— BEGIN EXERCISE INPUTS —
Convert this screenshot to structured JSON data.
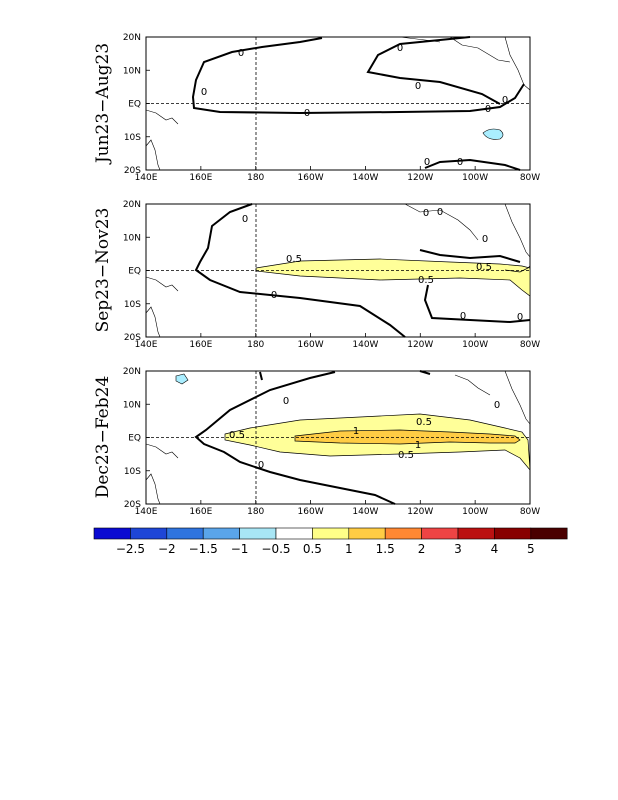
{
  "panels": [
    {
      "label": "Jun23−Aug23",
      "contour_labels": [
        "0",
        "0",
        "0",
        "0",
        "0",
        "0",
        "0",
        "0",
        "0"
      ]
    },
    {
      "label": "Sep23−Nov23",
      "contour_labels": [
        "0",
        "0",
        "0",
        "0",
        "0",
        "0",
        "0",
        "0.5",
        "0.5",
        "0.5"
      ]
    },
    {
      "label": "Dec23−Feb24",
      "contour_labels": [
        "0",
        "0",
        "0",
        "0.5",
        "0.5",
        "0.5",
        "1",
        "1"
      ]
    }
  ],
  "axes": {
    "lon_ticks": [
      "140E",
      "160E",
      "180",
      "160W",
      "140W",
      "120W",
      "100W",
      "80W"
    ],
    "lat_ticks": [
      "20N",
      "10N",
      "EQ",
      "10S",
      "20S"
    ]
  },
  "colorbar": {
    "labels": [
      "−2.5",
      "−2",
      "−1.5",
      "−1",
      "−0.5",
      "0.5",
      "1",
      "1.5",
      "2",
      "3",
      "4",
      "5"
    ],
    "colors": [
      "#0a0ad2",
      "#1e46d7",
      "#2f74df",
      "#5aa5ea",
      "#a8e6f5",
      "#ffffff",
      "#ffff88",
      "#ffcc44",
      "#ff8833",
      "#ee4444",
      "#bb1111",
      "#880000",
      "#4a0000"
    ]
  },
  "map_colors": {
    "positive_05": "#ffff99",
    "positive_1": "#ffcc44",
    "negative_05": "#aaeeff"
  }
}
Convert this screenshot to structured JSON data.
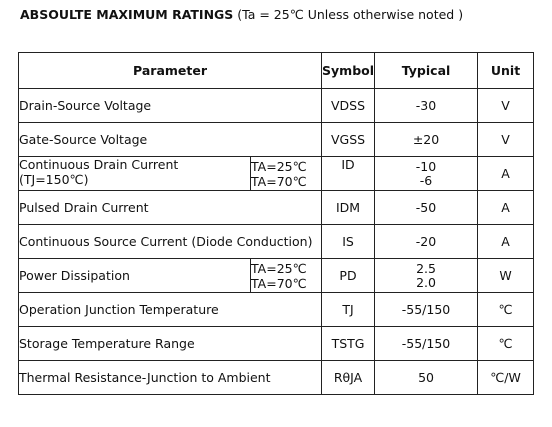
{
  "heading": {
    "bold": "ABSOULTE MAXIMUM RATINGS",
    "note": " (Ta = 25℃ Unless otherwise noted )"
  },
  "table": {
    "headers": {
      "parameter": "Parameter",
      "symbol": "Symbol",
      "typical": "Typical",
      "unit": "Unit"
    },
    "rows": [
      {
        "parameter": "Drain-Source Voltage",
        "symbol": "VDSS",
        "typical": "-30",
        "unit": "V"
      },
      {
        "parameter": "Gate-Source Voltage",
        "symbol": "VGSS",
        "typical": "±20",
        "unit": "V"
      },
      {
        "parameter_line1": "Continuous Drain Current",
        "parameter_line2": "(TJ=150℃)",
        "condition_line1": "TA=25℃",
        "condition_line2": "TA=70℃",
        "symbol": "ID",
        "typical_line1": "-10",
        "typical_line2": "-6",
        "unit": "A"
      },
      {
        "parameter": "Pulsed Drain Current",
        "symbol": "IDM",
        "typical": "-50",
        "unit": "A"
      },
      {
        "parameter": "Continuous Source Current (Diode Conduction)",
        "symbol": "IS",
        "typical": "-20",
        "unit": "A"
      },
      {
        "parameter": "Power Dissipation",
        "condition_line1": "TA=25℃",
        "condition_line2": "TA=70℃",
        "symbol": "PD",
        "typical_line1": "2.5",
        "typical_line2": "2.0",
        "unit": "W"
      },
      {
        "parameter": "Operation Junction Temperature",
        "symbol": "TJ",
        "typical": "-55/150",
        "unit": "℃"
      },
      {
        "parameter": "Storage Temperature Range",
        "symbol": "TSTG",
        "typical": "-55/150",
        "unit": "℃"
      },
      {
        "parameter": "Thermal Resistance-Junction to Ambient",
        "symbol": "RθJA",
        "typical": "50",
        "unit": "℃/W"
      }
    ]
  }
}
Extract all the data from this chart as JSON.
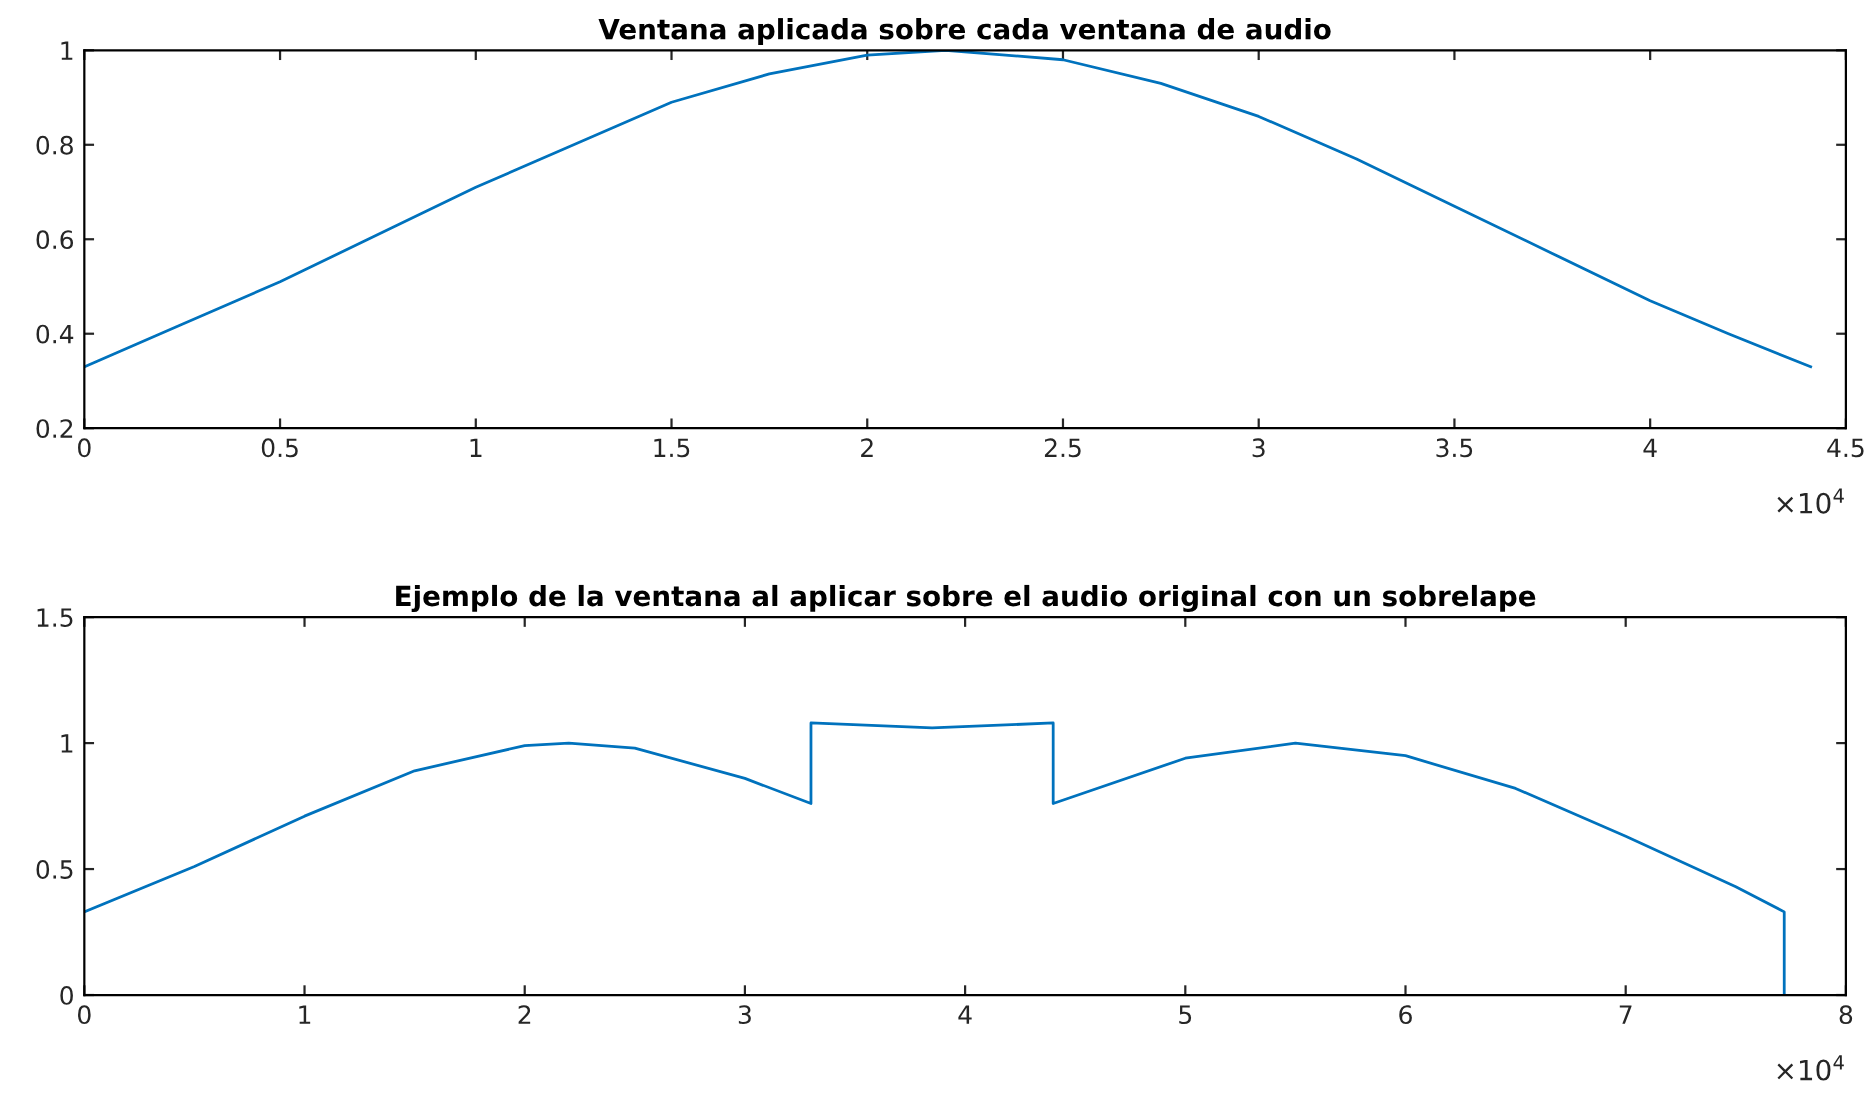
{
  "chart_data": [
    {
      "type": "line",
      "title": "Ventana aplicada sobre cada ventana de audio",
      "x": [
        0,
        0.25,
        0.5,
        0.75,
        1.0,
        1.25,
        1.5,
        1.75,
        2.0,
        2.2,
        2.5,
        2.75,
        3.0,
        3.25,
        3.5,
        3.75,
        4.0,
        4.2,
        4.41
      ],
      "series": [
        {
          "color": "#0072bd",
          "values": [
            0.33,
            0.42,
            0.51,
            0.61,
            0.71,
            0.8,
            0.89,
            0.95,
            0.99,
            1.0,
            0.98,
            0.93,
            0.86,
            0.77,
            0.67,
            0.57,
            0.47,
            0.4,
            0.33
          ]
        }
      ],
      "xlim": [
        0,
        4.5
      ],
      "xticks": [
        0,
        0.5,
        1,
        1.5,
        2,
        2.5,
        3,
        3.5,
        4,
        4.5
      ],
      "ylim": [
        0.2,
        1
      ],
      "yticks": [
        0.2,
        0.4,
        0.6,
        0.8,
        1
      ],
      "grid": false,
      "annotations": [
        "×10$^{4}$"
      ]
    },
    {
      "type": "line",
      "title": "Ejemplo de la ventana al aplicar sobre el audio original con un sobrelape",
      "x": [
        0,
        0.5,
        1.0,
        1.5,
        2.0,
        2.2,
        2.5,
        3.0,
        3.3,
        3.3,
        3.85,
        4.4,
        4.4,
        5.0,
        5.5,
        6.0,
        6.5,
        7.0,
        7.5,
        7.72,
        7.72
      ],
      "series": [
        {
          "color": "#0072bd",
          "values": [
            0.33,
            0.51,
            0.71,
            0.89,
            0.99,
            1.0,
            0.98,
            0.86,
            0.76,
            1.08,
            1.06,
            1.08,
            0.76,
            0.94,
            1.0,
            0.95,
            0.82,
            0.63,
            0.43,
            0.33,
            0
          ]
        }
      ],
      "xlim": [
        0,
        8
      ],
      "xticks": [
        0,
        1,
        2,
        3,
        4,
        5,
        6,
        7,
        8
      ],
      "ylim": [
        0,
        1.5
      ],
      "yticks": [
        0,
        0.5,
        1,
        1.5
      ],
      "grid": false,
      "annotations": [
        "×10$^{4}$"
      ]
    }
  ]
}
— END EXERCISE INPUTS —
GIVEN TASK
Among the lines of the data, identify those with the word "Current". Copy each of them.

EXERCISE ANSWER
        "parameter_line1": "Continuous Drain Current",
        "parameter": "Pulsed Drain Current",
        "parameter": "Continuous Source Current (Diode Conduction)",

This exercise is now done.